## Task goal
Pick out all lines of the entries that include the word "ใบเสร" and copy them.

** start **

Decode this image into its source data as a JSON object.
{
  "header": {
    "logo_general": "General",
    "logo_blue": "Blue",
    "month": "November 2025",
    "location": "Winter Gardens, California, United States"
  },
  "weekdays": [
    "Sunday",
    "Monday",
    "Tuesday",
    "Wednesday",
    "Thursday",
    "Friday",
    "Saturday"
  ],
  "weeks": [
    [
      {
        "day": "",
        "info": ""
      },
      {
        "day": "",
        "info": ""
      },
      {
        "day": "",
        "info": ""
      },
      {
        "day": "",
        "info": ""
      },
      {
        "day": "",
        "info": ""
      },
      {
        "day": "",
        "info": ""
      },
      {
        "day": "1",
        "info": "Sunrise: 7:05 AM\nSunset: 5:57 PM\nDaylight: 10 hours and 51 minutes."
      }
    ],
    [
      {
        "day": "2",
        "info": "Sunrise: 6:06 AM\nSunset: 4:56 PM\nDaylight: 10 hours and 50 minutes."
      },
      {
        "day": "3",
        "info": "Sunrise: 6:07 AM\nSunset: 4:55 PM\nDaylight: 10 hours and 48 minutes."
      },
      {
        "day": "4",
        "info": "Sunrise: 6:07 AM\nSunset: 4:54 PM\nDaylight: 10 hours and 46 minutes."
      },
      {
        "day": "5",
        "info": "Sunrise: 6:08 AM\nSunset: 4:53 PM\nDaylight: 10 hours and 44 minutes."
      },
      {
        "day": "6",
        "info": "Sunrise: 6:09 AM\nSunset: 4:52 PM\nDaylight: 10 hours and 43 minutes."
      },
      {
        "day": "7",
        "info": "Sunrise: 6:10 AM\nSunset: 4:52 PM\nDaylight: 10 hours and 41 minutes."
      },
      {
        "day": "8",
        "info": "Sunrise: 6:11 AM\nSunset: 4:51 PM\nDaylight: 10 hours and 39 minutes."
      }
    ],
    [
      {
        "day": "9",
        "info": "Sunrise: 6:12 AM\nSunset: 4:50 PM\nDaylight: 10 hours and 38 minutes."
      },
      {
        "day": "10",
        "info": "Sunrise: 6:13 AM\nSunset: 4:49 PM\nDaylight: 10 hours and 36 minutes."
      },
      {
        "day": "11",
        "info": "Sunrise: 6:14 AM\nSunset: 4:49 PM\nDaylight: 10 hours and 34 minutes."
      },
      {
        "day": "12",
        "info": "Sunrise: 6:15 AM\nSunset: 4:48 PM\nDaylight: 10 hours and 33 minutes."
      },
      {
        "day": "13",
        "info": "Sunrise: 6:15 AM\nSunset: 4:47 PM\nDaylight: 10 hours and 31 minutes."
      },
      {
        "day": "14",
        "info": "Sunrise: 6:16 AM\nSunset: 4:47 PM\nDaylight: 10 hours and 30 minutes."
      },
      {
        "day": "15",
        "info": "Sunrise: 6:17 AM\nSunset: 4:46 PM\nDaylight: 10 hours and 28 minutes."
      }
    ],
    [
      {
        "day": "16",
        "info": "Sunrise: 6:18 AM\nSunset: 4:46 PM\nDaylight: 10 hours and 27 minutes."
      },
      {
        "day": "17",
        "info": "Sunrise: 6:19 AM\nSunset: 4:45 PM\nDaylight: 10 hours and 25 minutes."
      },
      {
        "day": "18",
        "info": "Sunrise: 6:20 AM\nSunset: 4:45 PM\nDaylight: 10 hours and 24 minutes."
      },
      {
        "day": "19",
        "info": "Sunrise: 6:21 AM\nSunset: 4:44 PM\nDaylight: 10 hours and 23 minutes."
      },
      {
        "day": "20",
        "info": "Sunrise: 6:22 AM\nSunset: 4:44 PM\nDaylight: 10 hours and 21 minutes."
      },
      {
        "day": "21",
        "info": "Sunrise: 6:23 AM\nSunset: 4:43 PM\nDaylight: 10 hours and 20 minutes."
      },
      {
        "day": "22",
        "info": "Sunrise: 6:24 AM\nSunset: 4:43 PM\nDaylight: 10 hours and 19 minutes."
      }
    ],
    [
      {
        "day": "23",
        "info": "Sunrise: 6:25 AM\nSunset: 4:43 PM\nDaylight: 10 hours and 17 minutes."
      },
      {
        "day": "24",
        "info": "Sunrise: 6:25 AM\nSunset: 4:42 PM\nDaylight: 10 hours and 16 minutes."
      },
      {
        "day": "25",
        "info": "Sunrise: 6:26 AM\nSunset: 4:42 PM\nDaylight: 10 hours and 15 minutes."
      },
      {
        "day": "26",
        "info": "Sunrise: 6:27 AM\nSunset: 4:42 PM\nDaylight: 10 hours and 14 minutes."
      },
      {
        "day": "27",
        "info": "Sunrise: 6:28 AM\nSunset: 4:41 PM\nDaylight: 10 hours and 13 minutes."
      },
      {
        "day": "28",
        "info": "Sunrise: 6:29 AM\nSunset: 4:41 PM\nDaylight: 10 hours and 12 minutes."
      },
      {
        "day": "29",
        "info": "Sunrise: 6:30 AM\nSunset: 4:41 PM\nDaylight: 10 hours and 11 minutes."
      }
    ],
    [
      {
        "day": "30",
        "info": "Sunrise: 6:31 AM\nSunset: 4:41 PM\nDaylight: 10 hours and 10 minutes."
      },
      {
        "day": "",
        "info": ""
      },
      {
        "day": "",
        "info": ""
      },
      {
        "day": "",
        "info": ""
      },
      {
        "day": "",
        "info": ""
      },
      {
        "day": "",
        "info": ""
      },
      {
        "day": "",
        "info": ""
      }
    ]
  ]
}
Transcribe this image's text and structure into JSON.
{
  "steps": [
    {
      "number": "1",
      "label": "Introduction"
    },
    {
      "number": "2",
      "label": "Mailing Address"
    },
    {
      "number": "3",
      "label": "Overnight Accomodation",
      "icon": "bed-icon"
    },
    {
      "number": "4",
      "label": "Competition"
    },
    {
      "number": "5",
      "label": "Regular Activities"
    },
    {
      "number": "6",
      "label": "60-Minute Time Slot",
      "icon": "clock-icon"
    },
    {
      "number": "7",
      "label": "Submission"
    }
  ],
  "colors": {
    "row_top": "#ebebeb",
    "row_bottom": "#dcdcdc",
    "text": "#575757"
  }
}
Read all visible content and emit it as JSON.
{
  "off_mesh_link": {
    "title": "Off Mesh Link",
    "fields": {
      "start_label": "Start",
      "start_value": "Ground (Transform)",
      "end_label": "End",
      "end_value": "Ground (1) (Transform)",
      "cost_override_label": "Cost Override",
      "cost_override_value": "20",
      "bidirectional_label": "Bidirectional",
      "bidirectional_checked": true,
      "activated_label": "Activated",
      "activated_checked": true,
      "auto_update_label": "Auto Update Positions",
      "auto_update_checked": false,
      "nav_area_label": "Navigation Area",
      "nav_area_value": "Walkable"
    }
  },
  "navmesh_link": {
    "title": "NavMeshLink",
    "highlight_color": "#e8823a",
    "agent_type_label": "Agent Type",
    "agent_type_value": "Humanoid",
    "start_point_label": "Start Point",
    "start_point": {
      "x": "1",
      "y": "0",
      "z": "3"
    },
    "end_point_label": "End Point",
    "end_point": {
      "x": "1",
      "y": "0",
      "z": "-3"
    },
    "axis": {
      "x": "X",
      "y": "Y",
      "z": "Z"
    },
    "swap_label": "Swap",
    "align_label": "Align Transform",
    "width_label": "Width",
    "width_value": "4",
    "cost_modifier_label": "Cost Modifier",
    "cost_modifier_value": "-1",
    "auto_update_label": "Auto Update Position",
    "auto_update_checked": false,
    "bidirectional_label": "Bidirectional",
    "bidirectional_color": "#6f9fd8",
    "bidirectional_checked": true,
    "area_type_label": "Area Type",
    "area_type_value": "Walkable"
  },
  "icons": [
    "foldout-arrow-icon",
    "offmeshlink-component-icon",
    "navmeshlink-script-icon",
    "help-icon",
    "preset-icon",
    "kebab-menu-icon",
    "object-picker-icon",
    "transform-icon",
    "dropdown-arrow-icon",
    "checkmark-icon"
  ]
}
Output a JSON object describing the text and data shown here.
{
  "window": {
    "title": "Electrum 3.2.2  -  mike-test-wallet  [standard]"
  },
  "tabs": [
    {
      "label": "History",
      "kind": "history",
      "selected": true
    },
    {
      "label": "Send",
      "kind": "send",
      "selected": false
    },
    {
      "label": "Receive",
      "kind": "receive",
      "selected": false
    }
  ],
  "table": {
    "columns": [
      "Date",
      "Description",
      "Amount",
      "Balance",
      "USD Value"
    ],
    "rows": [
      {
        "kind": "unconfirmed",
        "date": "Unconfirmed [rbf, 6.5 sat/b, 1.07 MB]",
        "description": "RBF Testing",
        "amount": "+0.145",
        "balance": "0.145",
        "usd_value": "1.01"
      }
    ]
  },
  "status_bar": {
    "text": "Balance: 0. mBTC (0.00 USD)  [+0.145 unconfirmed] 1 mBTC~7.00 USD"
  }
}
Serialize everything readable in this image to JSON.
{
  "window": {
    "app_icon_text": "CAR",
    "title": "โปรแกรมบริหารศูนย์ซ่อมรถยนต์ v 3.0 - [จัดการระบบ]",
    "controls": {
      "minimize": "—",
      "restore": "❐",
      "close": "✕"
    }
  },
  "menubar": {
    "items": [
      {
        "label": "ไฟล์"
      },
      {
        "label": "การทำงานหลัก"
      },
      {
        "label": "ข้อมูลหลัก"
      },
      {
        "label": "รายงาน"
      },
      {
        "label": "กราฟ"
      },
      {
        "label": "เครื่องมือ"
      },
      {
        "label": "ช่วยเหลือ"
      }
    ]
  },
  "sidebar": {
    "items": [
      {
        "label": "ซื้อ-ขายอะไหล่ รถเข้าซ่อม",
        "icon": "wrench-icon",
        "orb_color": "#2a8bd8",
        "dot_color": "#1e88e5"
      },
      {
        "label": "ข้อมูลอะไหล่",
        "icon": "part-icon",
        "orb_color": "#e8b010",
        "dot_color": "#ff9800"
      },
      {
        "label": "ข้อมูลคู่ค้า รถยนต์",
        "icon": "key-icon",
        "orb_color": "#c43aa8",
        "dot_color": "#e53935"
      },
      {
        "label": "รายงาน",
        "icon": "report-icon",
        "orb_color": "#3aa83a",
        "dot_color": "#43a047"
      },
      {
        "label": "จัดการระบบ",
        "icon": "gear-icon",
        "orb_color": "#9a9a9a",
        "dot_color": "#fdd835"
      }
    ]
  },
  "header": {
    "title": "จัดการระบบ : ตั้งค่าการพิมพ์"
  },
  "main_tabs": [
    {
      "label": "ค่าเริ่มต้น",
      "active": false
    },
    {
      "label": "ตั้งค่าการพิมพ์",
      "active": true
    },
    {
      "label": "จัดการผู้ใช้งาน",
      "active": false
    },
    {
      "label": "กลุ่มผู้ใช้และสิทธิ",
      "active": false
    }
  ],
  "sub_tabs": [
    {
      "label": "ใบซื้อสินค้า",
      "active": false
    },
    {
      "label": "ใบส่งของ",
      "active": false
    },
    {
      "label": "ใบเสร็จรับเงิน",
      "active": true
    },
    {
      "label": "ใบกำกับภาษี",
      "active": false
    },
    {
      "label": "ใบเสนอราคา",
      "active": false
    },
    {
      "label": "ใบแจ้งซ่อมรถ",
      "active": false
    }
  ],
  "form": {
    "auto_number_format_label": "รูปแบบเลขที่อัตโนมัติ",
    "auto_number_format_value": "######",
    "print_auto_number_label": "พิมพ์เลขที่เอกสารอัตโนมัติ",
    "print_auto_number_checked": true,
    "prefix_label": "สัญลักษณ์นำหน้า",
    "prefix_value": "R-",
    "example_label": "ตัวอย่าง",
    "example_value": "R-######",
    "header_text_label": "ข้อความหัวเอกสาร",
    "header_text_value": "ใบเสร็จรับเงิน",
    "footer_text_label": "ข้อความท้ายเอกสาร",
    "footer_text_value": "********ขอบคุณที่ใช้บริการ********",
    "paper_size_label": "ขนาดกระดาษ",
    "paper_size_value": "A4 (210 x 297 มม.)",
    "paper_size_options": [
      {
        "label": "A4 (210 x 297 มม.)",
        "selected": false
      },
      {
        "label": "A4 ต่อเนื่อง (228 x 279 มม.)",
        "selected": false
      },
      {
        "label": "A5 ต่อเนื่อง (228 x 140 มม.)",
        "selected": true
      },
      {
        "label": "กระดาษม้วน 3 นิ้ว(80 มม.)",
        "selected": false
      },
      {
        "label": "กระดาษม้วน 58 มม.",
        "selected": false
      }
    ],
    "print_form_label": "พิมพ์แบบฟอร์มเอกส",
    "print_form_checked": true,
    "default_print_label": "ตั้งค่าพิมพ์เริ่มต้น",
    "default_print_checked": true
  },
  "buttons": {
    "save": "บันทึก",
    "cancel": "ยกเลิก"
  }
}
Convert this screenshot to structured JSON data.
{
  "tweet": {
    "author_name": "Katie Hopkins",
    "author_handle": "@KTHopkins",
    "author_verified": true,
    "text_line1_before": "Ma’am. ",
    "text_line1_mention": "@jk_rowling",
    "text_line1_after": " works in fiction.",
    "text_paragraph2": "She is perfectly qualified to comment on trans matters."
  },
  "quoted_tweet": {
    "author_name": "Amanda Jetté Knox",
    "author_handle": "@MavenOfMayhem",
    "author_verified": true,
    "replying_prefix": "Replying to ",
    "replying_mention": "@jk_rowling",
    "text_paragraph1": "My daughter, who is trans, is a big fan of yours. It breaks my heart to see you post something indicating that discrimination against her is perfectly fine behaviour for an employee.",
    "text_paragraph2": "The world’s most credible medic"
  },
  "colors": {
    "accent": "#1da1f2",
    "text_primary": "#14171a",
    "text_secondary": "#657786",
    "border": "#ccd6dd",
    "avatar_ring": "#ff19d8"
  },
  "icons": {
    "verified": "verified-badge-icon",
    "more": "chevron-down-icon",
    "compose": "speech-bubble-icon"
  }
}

** end **

## Output below
      "label": "ใบเสร็จรับเงิน",
    "header_text_value": "ใบเสร็จรับเงิน",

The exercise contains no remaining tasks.